# [DESCRIPTION OF THE TASK]
Filter the records for lines holding the string "General".

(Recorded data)
— begin —

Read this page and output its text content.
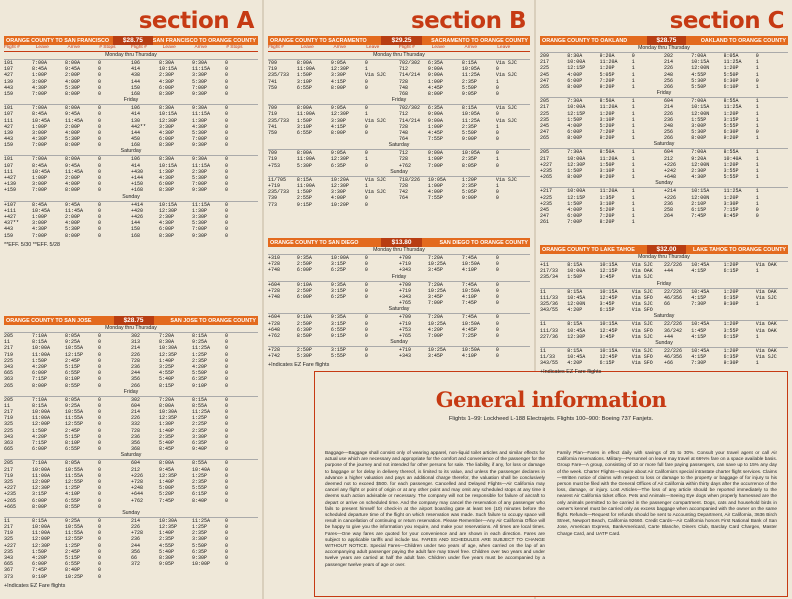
section A	section B	section C
General information
Flights 1–99: Lockheed L-188 Electrajets. Flights 100–900: Boeing 737 Fanjets.
Baggage—Baggage shall consist only of wearing apparel, non-liquid toilet articles and similar effects for actual use which are necessary and appropriate for the comfort and convenience of the passenger for the purpose of the journey and not intended for other persons for sale. The liability, if any, for loss or damage to baggage or for delay in delivery thereof, is limited to its value, and unless the passenger declares in advance a higher valuation and pays an additional charge therefor, the valuation shall be conclusively deemed not to exceed $500. for each passenger. Cancelled and Delayed Flights—Air California may cancel any flight or point of origin or at any other point and may omit any scheduled stops at any time it deems such action advisable or necessary. The company will not be responsible for failure of aircraft to depart or arrive on scheduled time. And the company may cancel the reservation of any passenger who fails to present himself for check-in at the airport boarding gate at least ten (10) minutes before the scheduled departure time of the flight on which reservation was made. Such failure to occupy space will result in cancellation of continuing or return reservation. Please Remember—Any Air California Office will be happy to give you the information you require, and make your reservations. All times are local times. Fares—One way fares are quoted for your convenience and are shown in each direction. Fares are subject to applicable tariffs and include tax. FARES AND SCHEDULES ARE SUBJECT TO CHANGE WITHOUT NOTICE. Special Fares—Children under two years of age, when carried on the lap of an accompanying adult passenger paying the adult fare may travel free. Children over two years and under twelve years are carried at half the adult fare. Children under five years must be accompanied by a passenger twelve years of age or over.
Family Plan—Fares in effect daily with savings of 25 to 30%. Consult your travel agent or call Air California reservations. Military—Personnel on leave may travel at 66⅔% fare on a space available basis. Group Fare—A group, consisting of 10 or more full fare paying passengers, can save up to 15% any day of the week. Charter Flights—Inquire about Air California's special intrastate charter flight services. Claims—Written notice of claims with respect to loss or damage to the property or baggage of for injury to his person must be filed with the General Offices of Air California within thirty days after the occurrence of the loss, damage, or injury. Lost Articles—The loss of any article should be reported immediately to the nearest Air California ticket office. Pets and Animals—Seeing Eye dogs when properly harnessed are the only animals permitted to be carried in the passenger compartment. Dogs, cats and household birds in owner's kennel must be carried only as excess baggage when accompanied with the owner on the same flight. Refunds—Request for refunds should be sent to Accounting Department, Air California, 3636 Birch Street, Newport Beach, California 92660. Credit Cards—Air California honors First National Bank of San Jose, American Express, BankAmericard, Carte Blanche, Diners Club, Barclay Card Chargex, Master Charge Card, and UATP Card.
ORANGE COUNTY TO SAN FRANCISCO	$28.75	SAN FRANCISCO TO ORANGE COUNTY
Flight #	Leave	Arrive	# Stops	Flight #	Leave	Arrive	# Stops
Monday thru Thursday
101	7:00A	8:00A	0
107	8:45A	9:45A	0
427	1:00P	2:00P	0
139	3:00P	4:00P	0
443	4:30P	5:30P	0
159	7:00P	8:00P	0
106	8:30A	9:30A	0
414	10:15A	11:15A	0
438	2:30P	3:30P	0
144	4:30P	5:30P	0
150	6:00P	7:00P	0
168	8:30P	9:30P	0
Friday
101	7:00A	8:00A	0
107	8:45A	9:45A	0
111	10:45A	11:45A	0
427	1:00P	2:00P	0
139	3:00P	4:00P	0
443	4:30P	5:30P	0
159	7:00P	8:00P	0
106	8:30A	9:30A	0
414	10:15A	11:15A	0
130	12:30P	1:30P	0
442**	3:30P	4:30P	0
144	4:30P	5:30P	0
450	6:00P	7:00P	0
168	8:30P	9:30P	0
Saturday
101	7:00A	8:00A	0
107	8:45A	9:45A	0
111	10:45A	11:45A	0
+427	1:00P	2:00P	0
+139	3:00P	4:00P	0
+159	7:00P	8:00P	0
106	8:30A	9:30A	0
414	10:15A	11:15A	0
+430	1:30P	2:30P	0
+144	4:30P	5:30P	0
+150	6:00P	7:00P	0
+168	8:30P	9:30P	0
Sunday
+107	8:45A	9:45A	0
+111	10:45A	11:45A	0
+427	1:00P	2:00P	0
437**	3:00P	4:00P	0
443	4:30P	5:30P	0
159	7:00P	8:00P	0
+414	10:15A	11:15A	0
+420	12:30P	1:30P	0
+426	2:30P	3:30P	0
144	4:30P	5:30P	0
150	6:00P	7:00P	0
168	8:30P	9:30P	0
**EFF. 5/30 **EFF. 5/28
ORANGE COUNTY TO SAN JOSE	$28.75	SAN JOSE TO ORANGE COUNTY
Monday thru Thursday
205	7:10A	8:05A	0
11	8:15A	9:25A	0
217	10:00A	10:55A	0
719	11:00A	12:15P	0
225	1:50P	2:45P	0
343	4:20P	5:15P	0
665	6:00P	6:55P	0
363	7:15P	8:10P	0
265	8:00P	8:55P	0
302	7:20A	8:15A	0
313	8:30A	9:25A	0
214	10:30A	11:25A	0
226	12:35P	1:25P	0
728	1:40P	2:35P	0
236	3:25P	4:20P	0
244	4:55P	5:50P	0
356	5:40P	6:35P	0
266	8:15P	9:10P	0
Friday
205	7:10A	8:05A	0
11	8:15A	9:25A	0
217	10:00A	10:55A	0
719	11:00A	11:55A	0
325	12:00P	12:55P	0
225	1:50P	2:45P	0
343	4:20P	5:15P	0
363	7:15P	8:10P	0
665	6:00P	6:55P	0
302	7:20A	8:15A	0
604	8:00A	8:55A	0
214	10:30A	11:25A	0
226	12:35P	1:25P	0
332	1:30P	2:25P	0
728	1:40P	2:35P	0
236	2:35P	3:30P	0
356	5:40P	6:35P	0
368	8:45P	9:40P	0
Saturday
205	7:10A	8:05A	0
217	10:00A	10:55A	0
719	11:00A	11:55A	0
325	12:00P	12:55P	0
+227	12:30P	1:25P	0
+235	3:15P	4:10P	0
+265	6:00P	6:55P	0
+665	8:00P	8:55P	0
604	8:00A	8:55A	0
212	9:45A	10:40A	0
+226	12:35P	1:25P	0
+728	1:40P	2:35P	0
+248	5:00P	5:55P	0
+644	5:20P	6:15P	0
+762	7:45P	8:40P	0
Sunday
11	8:15A	9:25A	0
217	10:00A	10:55A	0
719	11:00A	11:55A	0
325	12:00P	12:55P	0
+227	12:30P	1:25P	0
235	1:50P	2:45P	0
343	4:20P	5:15P	0
665	6:00P	6:55P	0
367	7:45P	8:40P	0
373	9:10P	10:25P	0
214	10:30A	11:25A	0
226	12:35P	1:25P	0
+728	1:40P	2:35P	0
236	2:35P	3:30P	0
244	4:55P	5:50P	0
356	5:40P	6:35P	0
66	8:30P	9:30P	0
372	9:05P	10:00P	0
+Indicates EZ Fare flights
ORANGE COUNTY TO SACRAMENTO	$29.25	SACRAMENTO TO ORANGE COUNTY
Flight #	Leave	Arrive	Leave	Flight #	Leave	Arrive	Leave
Monday thru Thursday
709	8:00A	9:05A	0
719	11:00A	12:30P	1
235/733	1:50P	3:30P	Via SJC
741	3:10P	4:15P	0
759	6:55P	8:00P	0
702/302	6:35A	8:15A	Via SJC
712	9:00A	10:05A	0
714/214	9:00A	11:25A	Via SJC
728	1:00P	2:35P	1
748	4:45P	5:50P	0
768	8:00P	9:05P	0
Friday
709	8:00A	9:05A	0
719	11:00A	12:30P	1
235/733	1:50P	3:30P	Via SJC
741	3:10P	4:15P	0
759	6:55P	8:00P	0
702/302	6:35A	8:15A	Via SJC
712	9:00A	10:05A	0
714/214	9:00A	11:25A	Via SJC
728	1:00P	2:35P	1
748	4:45P	5:50P	0
764	7:55P	9:00P	0
Saturday
709	8:00A	9:05A	0
719	11:00A	12:30P	1
+753	5:30P	6:35P	0
712	9:00A	10:05A	0
728	1:00P	2:35P	1
+762	7:00P	8:05P	0
Sunday
11/705	8:15A	10:20A	Via SJC
+719	11:00A	12:30P	1
235/733	1:50P	3:30P	Via SJC
739	2:55P	4:00P	0
773	9:15P	10:20P	0
718/226	10:05A	1:20P	Via SJC
728	1:00P	2:35P	1
742	4:00P	5:05P	0
764	7:55P	9:00P	0
ORANGE COUNTY TO SAN DIEGO	$13.80	SAN DIEGO TO ORANGE COUNTY
Monday thru Thursday
+310	9:35A	10:00A	0
+728	2:50P	3:15P	0
+748	6:00P	6:25P	0
+709	7:20A	7:45A	0
+719	10:25A	10:50A	0
+343	3:45P	4:10P	0
Friday
+604	9:10A	9:35A	0
+728	2:50P	3:15P	0
+748	6:00P	6:25P	0
+709	7:20A	7:45A	0
+719	10:25A	10:50A	0
+343	3:45P	4:10P	0
+765	7:00P	7:45P	0
Saturday
+604	9:10A	9:35A	0
+728	2:50P	3:15P	0
+648	6:30P	6:55P	0
+762	8:50P	9:15P	0
+709	7:20A	7:45A	0
+719	10:25A	10:50A	0
+753	4:20P	4:45P	0
+765	7:00P	7:25P	0
Sunday
+728	2:50P	3:15P	0
+742	5:30P	5:55P	0
+719	10:25A	10:50A	0
+343	3:45P	4:10P	0
+Indicates EZ Fare flights
ORANGE COUNTY TO OAKLAND	$28.75	OAKLAND TO ORANGE COUNTY
Monday thru Thursday
209	8:30A	9:20A	0
217	10:00A	11:20A	1
225	12:15P	1:20P	1
245	4:00P	5:05P	1
247	6:00P	7:20P	1
265	8:00P	9:20P	1
202	7:00A	8:05A	0
214	10:15A	11:25A	1
226	12:00N	1:20P	1
248	4:55P	5:50P	1
256	5:30P	6:30P	0
266	5:50P	6:10P	1
Friday
205	7:30A	8:50A	1
217	10:00A	11:20A	1
225	12:15P	1:20P	1
235	1:50P	3:10P	1
245	4:00P	5:20P	1
247	6:00P	7:20P	1
265	8:00P	9:20P	1
604	7:00A	8:55A	1
214	10:15A	11:25A	1
226	12:00N	1:20P	1
236	1:55P	3:15P	1
248	3:00P	5:55P	1
256	5:30P	6:30P	0
266	8:00P	9:20P	1
Saturday
205	7:30A	8:50A	1
217	10:00A	11:20A	1
+227	12:30P	1:50P	1
+235	1:50P	3:10P	1
+265	8:00P	9:20P	1
604	7:00A	8:55A	1
212	9:20A	10:40A	1
+226	12:00N	1:20P	1
+242	2:30P	3:55P	1
+648	4:30P	5:55P	1
Sunday
+217	10:00A	11:20A	1
+225	12:15P	1:35P	1
+235	1:50P	3:10P	1
245	4:00P	5:20P	1
247	6:00P	7:20P	1
261	7:00P	8:20P	1
+214	10:15A	11:25A	1
+226	12:00N	1:20P	1
236	2:10P	3:30P	1
258	6:15P	7:15P	0
264	7:45P	8:45P	0
ORANGE COUNTY TO LAKE TAHOE	$32.00	LAKE TAHOE TO ORANGE COUNTY
Monday thru Thursday
+11	8:15A	10:15A	Via SJC
217/33	10:00A	12:15P	Via OAK
235/34	1:50P	3:45P	Via SJC
22/226	10:45A	1:20P	Via OAK
+44	4:15P	6:15P	1
Friday
11	8:15A	10:15A	Via SJC
111/33	10:45A	12:45P	Via SFO
325/36	12:00N	3:45P	Via SJC
343/55	4:20P	6:15P	Via SFO
22/226	10:45A	1:20P	Via OAK
46/356	4:15P	6:35P	Via SJC
66	7:30P	9:30P	1
Saturday
11	8:15A	10:15A	Via SJC
111/33	10:45A	12:45P	Via SFO
227/36	12:30P	3:45P	Via SJC
22/226	10:45A	1:20P	Via OAK
36/242	1:45P	3:55P	Via OAK
+44	4:15P	6:15P	1
Sunday
11	8:15A	10:15A	Via SJC
11/33	10:45A	12:45P	Via SFO
343/55	4:20P	6:15P	Via SFO
22/226	10:45A	1:20P	Via OAK
46/356	4:15P	6:35P	Via SJC
+66	7:30P	9:30P	1
+Indicates EZ Fare flights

— end —

# [OUTPUT BELOW]
General information
Family Plan—Fares in effect daily with savings of 25 to 30%. Consult your travel agent or call Air California reservations. Military—Personnel on leave may travel at 66⅔% fare on a space available basis. Group Fare—A group, consisting of 10 or more full fare paying passengers, can save up to 15% any day of the week. Charter Flights—Inquire about Air California's special intrastate charter flight services. Claims—Written notice of claims with respect to loss or damage to the property or baggage of for injury to his person must be filed with the General Offices of Air California within thirty days after the occurrence of the loss, damage, or injury. Lost Articles—The loss of any article should be reported immediately to the nearest Air California ticket office. Pets and Animals—Seeing Eye dogs when properly harnessed are the only animals permitted to be carried in the passenger compartment. Dogs, cats and household birds in owner's kennel must be carried only as excess baggage when accompanied with the owner on the same flight. Refunds—Request for refunds should be sent to Accounting Department, Air California, 3636 Birch Street, Newport Beach, California 92660. Credit Cards—Air California honors First National Bank of San Jose, American Express, BankAmericard, Carte Blanche, Diners Club, Barclay Card Chargex, Master Charge Card, and UATP Card.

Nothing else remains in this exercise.